Working data.
┌──

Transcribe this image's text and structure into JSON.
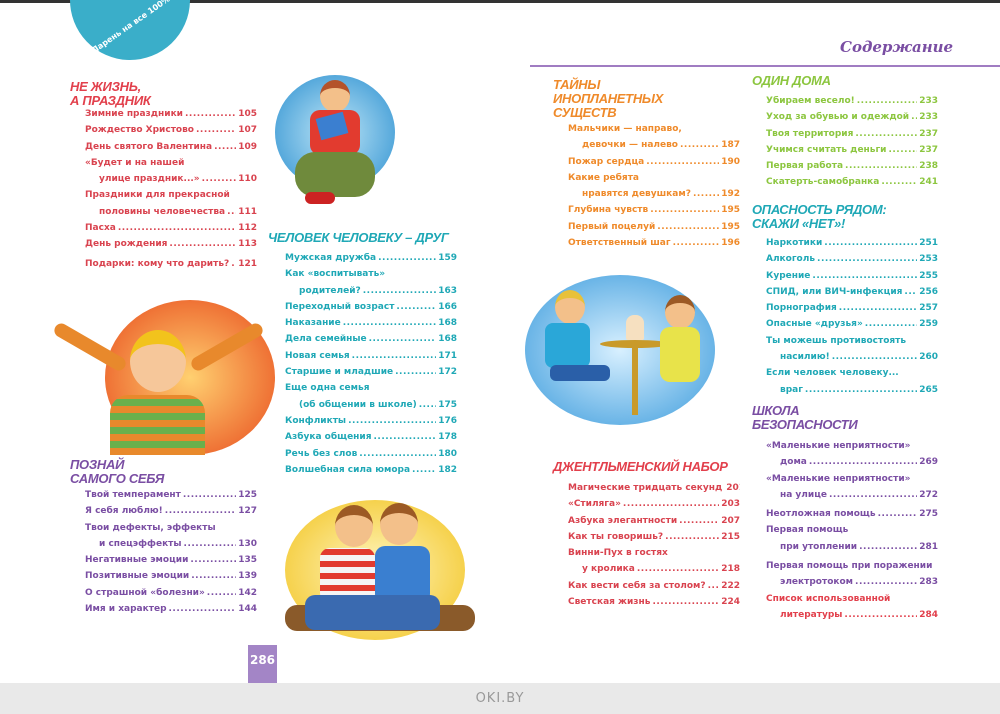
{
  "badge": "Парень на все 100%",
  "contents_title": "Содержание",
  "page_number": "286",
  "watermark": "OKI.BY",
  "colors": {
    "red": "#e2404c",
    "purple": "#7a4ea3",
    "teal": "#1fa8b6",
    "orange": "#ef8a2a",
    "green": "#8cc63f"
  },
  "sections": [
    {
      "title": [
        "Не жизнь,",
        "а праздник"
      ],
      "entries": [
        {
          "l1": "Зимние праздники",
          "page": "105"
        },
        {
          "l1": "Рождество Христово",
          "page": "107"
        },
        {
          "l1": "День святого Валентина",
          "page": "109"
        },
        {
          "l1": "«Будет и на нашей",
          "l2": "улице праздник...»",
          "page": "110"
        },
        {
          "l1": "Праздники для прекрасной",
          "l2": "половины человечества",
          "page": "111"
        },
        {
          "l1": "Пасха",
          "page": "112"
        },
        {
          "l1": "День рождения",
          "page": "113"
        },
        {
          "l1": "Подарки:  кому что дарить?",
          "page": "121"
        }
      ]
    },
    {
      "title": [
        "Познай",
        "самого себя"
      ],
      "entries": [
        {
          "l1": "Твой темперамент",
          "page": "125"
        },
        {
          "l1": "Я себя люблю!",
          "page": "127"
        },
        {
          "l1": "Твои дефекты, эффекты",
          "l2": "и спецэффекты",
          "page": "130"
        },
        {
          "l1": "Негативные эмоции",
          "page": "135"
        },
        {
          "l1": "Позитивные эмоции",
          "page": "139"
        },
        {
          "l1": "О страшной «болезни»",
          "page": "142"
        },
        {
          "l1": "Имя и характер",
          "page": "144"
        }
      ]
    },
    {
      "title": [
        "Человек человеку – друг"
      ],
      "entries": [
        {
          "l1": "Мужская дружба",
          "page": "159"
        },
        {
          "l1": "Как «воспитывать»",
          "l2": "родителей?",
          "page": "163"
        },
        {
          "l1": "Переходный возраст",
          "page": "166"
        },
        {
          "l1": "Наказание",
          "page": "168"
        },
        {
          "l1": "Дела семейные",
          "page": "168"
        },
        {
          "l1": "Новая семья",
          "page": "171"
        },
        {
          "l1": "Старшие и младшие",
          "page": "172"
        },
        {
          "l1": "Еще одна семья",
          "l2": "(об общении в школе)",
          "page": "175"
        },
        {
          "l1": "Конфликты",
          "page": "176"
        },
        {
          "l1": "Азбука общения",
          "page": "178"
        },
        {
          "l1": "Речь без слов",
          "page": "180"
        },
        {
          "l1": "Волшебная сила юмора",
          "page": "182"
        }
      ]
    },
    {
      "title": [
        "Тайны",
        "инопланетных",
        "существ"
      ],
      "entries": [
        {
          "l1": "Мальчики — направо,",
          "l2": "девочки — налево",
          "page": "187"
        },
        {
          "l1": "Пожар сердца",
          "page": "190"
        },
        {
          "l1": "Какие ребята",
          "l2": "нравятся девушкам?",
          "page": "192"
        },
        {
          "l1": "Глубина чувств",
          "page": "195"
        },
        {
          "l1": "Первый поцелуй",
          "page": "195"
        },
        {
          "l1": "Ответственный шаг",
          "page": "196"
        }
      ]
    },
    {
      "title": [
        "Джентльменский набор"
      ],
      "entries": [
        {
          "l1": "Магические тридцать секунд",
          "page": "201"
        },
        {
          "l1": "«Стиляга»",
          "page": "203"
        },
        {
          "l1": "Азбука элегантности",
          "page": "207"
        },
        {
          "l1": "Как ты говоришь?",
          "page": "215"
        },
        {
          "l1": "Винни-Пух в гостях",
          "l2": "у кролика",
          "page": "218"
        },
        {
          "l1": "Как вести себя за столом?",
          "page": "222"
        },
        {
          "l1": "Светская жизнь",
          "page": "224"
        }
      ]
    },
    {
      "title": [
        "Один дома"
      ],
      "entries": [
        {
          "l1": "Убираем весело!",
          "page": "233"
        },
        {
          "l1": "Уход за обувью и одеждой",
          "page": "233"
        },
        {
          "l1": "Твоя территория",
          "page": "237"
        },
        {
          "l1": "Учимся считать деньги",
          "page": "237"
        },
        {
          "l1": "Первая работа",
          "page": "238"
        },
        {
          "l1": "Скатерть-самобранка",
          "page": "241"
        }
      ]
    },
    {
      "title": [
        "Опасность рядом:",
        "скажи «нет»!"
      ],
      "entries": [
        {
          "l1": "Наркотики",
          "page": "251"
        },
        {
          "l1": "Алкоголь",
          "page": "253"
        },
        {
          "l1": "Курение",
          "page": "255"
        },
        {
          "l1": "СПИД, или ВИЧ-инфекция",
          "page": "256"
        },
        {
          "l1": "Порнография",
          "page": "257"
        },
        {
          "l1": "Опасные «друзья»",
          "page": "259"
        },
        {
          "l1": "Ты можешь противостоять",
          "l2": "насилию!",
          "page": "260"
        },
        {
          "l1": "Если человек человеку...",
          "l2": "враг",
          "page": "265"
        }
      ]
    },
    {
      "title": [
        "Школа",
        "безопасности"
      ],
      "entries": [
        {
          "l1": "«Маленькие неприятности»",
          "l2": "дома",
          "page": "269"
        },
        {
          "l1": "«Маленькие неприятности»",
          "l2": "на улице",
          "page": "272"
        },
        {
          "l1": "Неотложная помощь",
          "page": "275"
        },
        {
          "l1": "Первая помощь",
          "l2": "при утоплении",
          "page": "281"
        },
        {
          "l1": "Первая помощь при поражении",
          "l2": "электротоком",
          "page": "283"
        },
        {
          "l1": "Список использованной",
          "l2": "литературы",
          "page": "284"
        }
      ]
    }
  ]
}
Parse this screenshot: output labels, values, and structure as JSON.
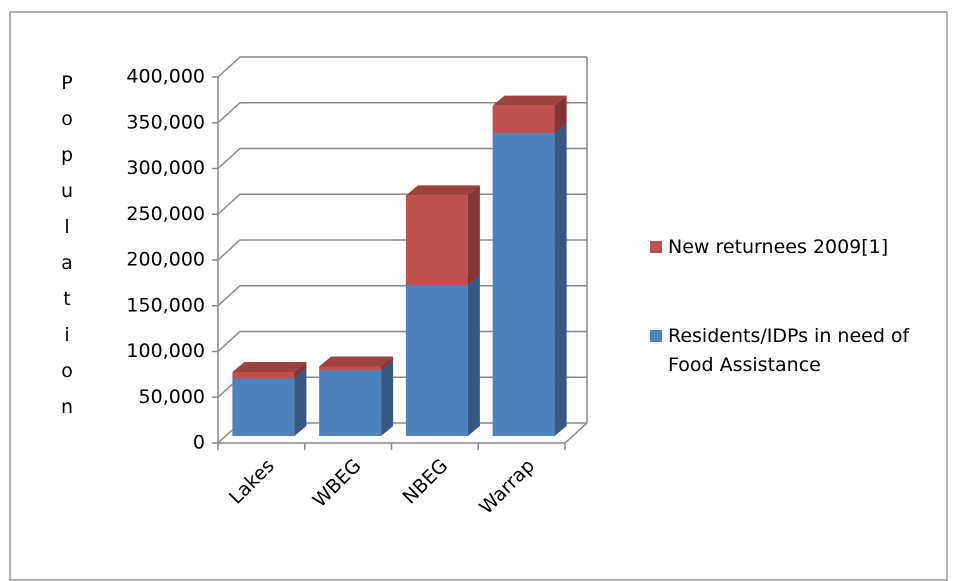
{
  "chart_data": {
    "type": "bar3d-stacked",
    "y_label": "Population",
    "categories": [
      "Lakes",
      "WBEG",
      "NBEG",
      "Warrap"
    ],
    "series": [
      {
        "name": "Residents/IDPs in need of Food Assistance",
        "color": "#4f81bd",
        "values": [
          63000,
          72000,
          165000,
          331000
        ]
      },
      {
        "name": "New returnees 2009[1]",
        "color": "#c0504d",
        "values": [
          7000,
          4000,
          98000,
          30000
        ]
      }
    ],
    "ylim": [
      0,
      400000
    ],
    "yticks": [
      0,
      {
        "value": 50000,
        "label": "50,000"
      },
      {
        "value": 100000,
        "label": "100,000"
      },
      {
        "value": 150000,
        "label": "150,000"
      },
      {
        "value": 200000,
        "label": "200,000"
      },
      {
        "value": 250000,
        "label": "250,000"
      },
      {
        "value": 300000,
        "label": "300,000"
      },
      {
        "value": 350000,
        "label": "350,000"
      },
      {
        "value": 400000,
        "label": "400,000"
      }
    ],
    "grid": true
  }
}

└──

Problem to work on. From the data above, copy each line where the string "name" appears.

Exercise response.
        "name": "Residents/IDPs in need of Food Assistance",
        "name": "New returnees 2009[1]",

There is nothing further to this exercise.